Items from a figure collection:
START

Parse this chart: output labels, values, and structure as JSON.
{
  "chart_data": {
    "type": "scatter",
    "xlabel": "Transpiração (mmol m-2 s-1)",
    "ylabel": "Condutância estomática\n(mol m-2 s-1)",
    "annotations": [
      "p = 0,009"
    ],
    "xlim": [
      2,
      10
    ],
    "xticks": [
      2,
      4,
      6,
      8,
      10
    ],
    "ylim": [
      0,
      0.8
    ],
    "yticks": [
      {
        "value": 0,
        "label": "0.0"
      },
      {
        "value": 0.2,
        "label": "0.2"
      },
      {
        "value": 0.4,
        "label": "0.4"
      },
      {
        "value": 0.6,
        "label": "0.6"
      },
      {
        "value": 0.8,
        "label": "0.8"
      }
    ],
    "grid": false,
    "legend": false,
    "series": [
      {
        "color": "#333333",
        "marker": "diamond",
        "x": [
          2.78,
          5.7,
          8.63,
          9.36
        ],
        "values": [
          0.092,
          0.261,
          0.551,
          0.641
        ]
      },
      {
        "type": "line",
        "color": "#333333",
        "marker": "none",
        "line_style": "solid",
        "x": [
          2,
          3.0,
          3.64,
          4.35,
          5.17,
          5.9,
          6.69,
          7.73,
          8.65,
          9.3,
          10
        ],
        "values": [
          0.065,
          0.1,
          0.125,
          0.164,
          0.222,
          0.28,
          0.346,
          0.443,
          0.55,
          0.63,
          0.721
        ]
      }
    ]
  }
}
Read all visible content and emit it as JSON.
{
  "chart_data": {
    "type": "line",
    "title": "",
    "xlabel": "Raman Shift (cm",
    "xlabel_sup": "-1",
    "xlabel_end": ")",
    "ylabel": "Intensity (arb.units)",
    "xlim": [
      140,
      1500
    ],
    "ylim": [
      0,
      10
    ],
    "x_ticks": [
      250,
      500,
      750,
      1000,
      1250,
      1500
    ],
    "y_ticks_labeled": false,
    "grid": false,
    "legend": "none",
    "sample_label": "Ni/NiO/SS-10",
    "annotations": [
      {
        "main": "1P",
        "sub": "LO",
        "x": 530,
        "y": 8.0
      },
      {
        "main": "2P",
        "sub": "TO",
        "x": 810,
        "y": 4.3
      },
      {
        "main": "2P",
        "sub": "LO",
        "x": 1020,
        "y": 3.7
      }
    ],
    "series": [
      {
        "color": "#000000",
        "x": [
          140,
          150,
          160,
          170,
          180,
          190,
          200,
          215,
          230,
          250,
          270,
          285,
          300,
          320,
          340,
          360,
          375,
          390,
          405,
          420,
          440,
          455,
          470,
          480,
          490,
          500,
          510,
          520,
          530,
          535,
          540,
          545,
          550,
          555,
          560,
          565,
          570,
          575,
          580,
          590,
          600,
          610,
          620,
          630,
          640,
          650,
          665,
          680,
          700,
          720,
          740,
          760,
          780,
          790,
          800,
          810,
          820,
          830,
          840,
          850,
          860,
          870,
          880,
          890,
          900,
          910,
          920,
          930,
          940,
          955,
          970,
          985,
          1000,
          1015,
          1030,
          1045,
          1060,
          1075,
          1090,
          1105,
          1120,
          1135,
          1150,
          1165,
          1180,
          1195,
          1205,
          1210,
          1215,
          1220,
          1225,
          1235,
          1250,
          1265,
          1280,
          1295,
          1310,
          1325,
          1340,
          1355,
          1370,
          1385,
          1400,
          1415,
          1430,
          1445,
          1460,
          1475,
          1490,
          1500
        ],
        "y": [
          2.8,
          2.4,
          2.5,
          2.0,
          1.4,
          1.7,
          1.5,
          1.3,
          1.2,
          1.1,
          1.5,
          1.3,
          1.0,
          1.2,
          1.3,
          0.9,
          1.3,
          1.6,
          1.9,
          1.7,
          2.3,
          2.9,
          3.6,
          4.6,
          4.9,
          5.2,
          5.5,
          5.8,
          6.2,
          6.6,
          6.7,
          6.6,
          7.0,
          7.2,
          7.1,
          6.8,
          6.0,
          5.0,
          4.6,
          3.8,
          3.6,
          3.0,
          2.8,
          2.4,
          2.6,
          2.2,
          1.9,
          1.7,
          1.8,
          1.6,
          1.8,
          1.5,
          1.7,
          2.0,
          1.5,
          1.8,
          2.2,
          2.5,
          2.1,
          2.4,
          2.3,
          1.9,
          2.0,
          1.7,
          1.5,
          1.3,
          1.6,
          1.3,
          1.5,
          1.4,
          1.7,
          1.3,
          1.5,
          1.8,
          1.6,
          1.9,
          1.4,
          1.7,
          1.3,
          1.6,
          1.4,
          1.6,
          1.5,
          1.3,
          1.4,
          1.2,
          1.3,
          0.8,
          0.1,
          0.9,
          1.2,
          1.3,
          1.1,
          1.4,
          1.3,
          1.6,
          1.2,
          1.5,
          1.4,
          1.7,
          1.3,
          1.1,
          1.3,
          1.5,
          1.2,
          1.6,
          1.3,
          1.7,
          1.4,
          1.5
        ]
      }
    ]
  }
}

END

• _What needs to be done_
Examine the records and pull out every line where the string "false" occurs.

• _Reply_
    "grid": false,
    "legend": false,
    "y_ticks_labeled": false,
    "grid": false,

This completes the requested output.